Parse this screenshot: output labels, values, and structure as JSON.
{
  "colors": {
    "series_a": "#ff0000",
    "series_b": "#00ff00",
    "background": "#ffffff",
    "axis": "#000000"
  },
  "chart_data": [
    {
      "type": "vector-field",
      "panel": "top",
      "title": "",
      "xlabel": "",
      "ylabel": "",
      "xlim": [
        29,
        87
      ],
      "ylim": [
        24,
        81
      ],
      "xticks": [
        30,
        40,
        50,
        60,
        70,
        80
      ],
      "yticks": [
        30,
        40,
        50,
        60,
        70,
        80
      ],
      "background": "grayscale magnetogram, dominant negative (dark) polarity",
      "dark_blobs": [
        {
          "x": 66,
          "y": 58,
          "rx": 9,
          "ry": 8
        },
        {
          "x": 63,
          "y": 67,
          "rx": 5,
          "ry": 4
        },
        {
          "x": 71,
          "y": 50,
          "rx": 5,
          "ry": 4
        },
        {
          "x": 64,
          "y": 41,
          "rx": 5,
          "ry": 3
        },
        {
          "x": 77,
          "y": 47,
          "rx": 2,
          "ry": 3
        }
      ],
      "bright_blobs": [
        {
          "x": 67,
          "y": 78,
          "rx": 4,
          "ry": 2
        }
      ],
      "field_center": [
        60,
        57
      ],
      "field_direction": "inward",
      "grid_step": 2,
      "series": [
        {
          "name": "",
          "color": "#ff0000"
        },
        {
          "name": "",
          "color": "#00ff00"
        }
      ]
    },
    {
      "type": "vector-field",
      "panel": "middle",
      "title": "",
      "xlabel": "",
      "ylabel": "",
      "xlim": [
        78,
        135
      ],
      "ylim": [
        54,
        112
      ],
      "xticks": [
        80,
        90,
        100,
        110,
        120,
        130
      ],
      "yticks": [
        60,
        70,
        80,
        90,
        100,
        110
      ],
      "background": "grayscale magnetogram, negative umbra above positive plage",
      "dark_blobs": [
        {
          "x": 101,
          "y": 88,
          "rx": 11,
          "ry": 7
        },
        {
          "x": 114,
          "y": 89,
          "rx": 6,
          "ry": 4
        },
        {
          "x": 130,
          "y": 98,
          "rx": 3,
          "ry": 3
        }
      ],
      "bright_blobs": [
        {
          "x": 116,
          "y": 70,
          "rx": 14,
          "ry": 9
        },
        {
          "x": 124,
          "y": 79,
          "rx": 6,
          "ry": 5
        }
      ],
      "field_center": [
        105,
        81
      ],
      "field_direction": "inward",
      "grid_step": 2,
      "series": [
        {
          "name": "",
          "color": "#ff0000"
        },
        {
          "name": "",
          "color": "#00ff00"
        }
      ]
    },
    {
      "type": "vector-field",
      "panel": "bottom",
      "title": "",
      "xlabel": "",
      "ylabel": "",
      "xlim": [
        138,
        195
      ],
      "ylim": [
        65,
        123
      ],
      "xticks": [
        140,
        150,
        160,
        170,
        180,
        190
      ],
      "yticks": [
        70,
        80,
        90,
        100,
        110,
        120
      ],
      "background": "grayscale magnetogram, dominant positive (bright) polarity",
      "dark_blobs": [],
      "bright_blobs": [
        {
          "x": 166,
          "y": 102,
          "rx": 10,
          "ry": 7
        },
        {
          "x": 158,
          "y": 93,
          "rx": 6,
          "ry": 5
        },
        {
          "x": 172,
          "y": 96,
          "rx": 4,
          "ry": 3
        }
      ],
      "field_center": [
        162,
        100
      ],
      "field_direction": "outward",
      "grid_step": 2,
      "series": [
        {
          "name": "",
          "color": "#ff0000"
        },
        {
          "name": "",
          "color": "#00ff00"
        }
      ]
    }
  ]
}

* [REQUEST] Exactly as shown above, return every record.

* [THE SOLUTION]
Parse this screenshot: output labels, values, and structure as JSON.
{
  "colors": {
    "series_a": "#ff0000",
    "series_b": "#00ff00",
    "background": "#ffffff",
    "axis": "#000000"
  },
  "chart_data": [
    {
      "type": "vector-field",
      "panel": "top",
      "title": "",
      "xlabel": "",
      "ylabel": "",
      "xlim": [
        29,
        87
      ],
      "ylim": [
        24,
        81
      ],
      "xticks": [
        30,
        40,
        50,
        60,
        70,
        80
      ],
      "yticks": [
        30,
        40,
        50,
        60,
        70,
        80
      ],
      "background": "grayscale magnetogram, dominant negative (dark) polarity",
      "dark_blobs": [
        {
          "x": 66,
          "y": 58,
          "rx": 9,
          "ry": 8
        },
        {
          "x": 63,
          "y": 67,
          "rx": 5,
          "ry": 4
        },
        {
          "x": 71,
          "y": 50,
          "rx": 5,
          "ry": 4
        },
        {
          "x": 64,
          "y": 41,
          "rx": 5,
          "ry": 3
        },
        {
          "x": 77,
          "y": 47,
          "rx": 2,
          "ry": 3
        }
      ],
      "bright_blobs": [
        {
          "x": 67,
          "y": 78,
          "rx": 4,
          "ry": 2
        }
      ],
      "field_center": [
        60,
        57
      ],
      "field_direction": "inward",
      "grid_step": 2,
      "series": [
        {
          "name": "",
          "color": "#ff0000"
        },
        {
          "name": "",
          "color": "#00ff00"
        }
      ]
    },
    {
      "type": "vector-field",
      "panel": "middle",
      "title": "",
      "xlabel": "",
      "ylabel": "",
      "xlim": [
        78,
        135
      ],
      "ylim": [
        54,
        112
      ],
      "xticks": [
        80,
        90,
        100,
        110,
        120,
        130
      ],
      "yticks": [
        60,
        70,
        80,
        90,
        100,
        110
      ],
      "background": "grayscale magnetogram, negative umbra above positive plage",
      "dark_blobs": [
        {
          "x": 101,
          "y": 88,
          "rx": 11,
          "ry": 7
        },
        {
          "x": 114,
          "y": 89,
          "rx": 6,
          "ry": 4
        },
        {
          "x": 130,
          "y": 98,
          "rx": 3,
          "ry": 3
        }
      ],
      "bright_blobs": [
        {
          "x": 116,
          "y": 70,
          "rx": 14,
          "ry": 9
        },
        {
          "x": 124,
          "y": 79,
          "rx": 6,
          "ry": 5
        }
      ],
      "field_center": [
        105,
        81
      ],
      "field_direction": "inward",
      "grid_step": 2,
      "series": [
        {
          "name": "",
          "color": "#ff0000"
        },
        {
          "name": "",
          "color": "#00ff00"
        }
      ]
    },
    {
      "type": "vector-field",
      "panel": "bottom",
      "title": "",
      "xlabel": "",
      "ylabel": "",
      "xlim": [
        138,
        195
      ],
      "ylim": [
        65,
        123
      ],
      "xticks": [
        140,
        150,
        160,
        170,
        180,
        190
      ],
      "yticks": [
        70,
        80,
        90,
        100,
        110,
        120
      ],
      "background": "grayscale magnetogram, dominant positive (bright) polarity",
      "dark_blobs": [],
      "bright_blobs": [
        {
          "x": 166,
          "y": 102,
          "rx": 10,
          "ry": 7
        },
        {
          "x": 158,
          "y": 93,
          "rx": 6,
          "ry": 5
        },
        {
          "x": 172,
          "y": 96,
          "rx": 4,
          "ry": 3
        }
      ],
      "field_center": [
        162,
        100
      ],
      "field_direction": "outward",
      "grid_step": 2,
      "series": [
        {
          "name": "",
          "color": "#ff0000"
        },
        {
          "name": "",
          "color": "#00ff00"
        }
      ]
    }
  ]
}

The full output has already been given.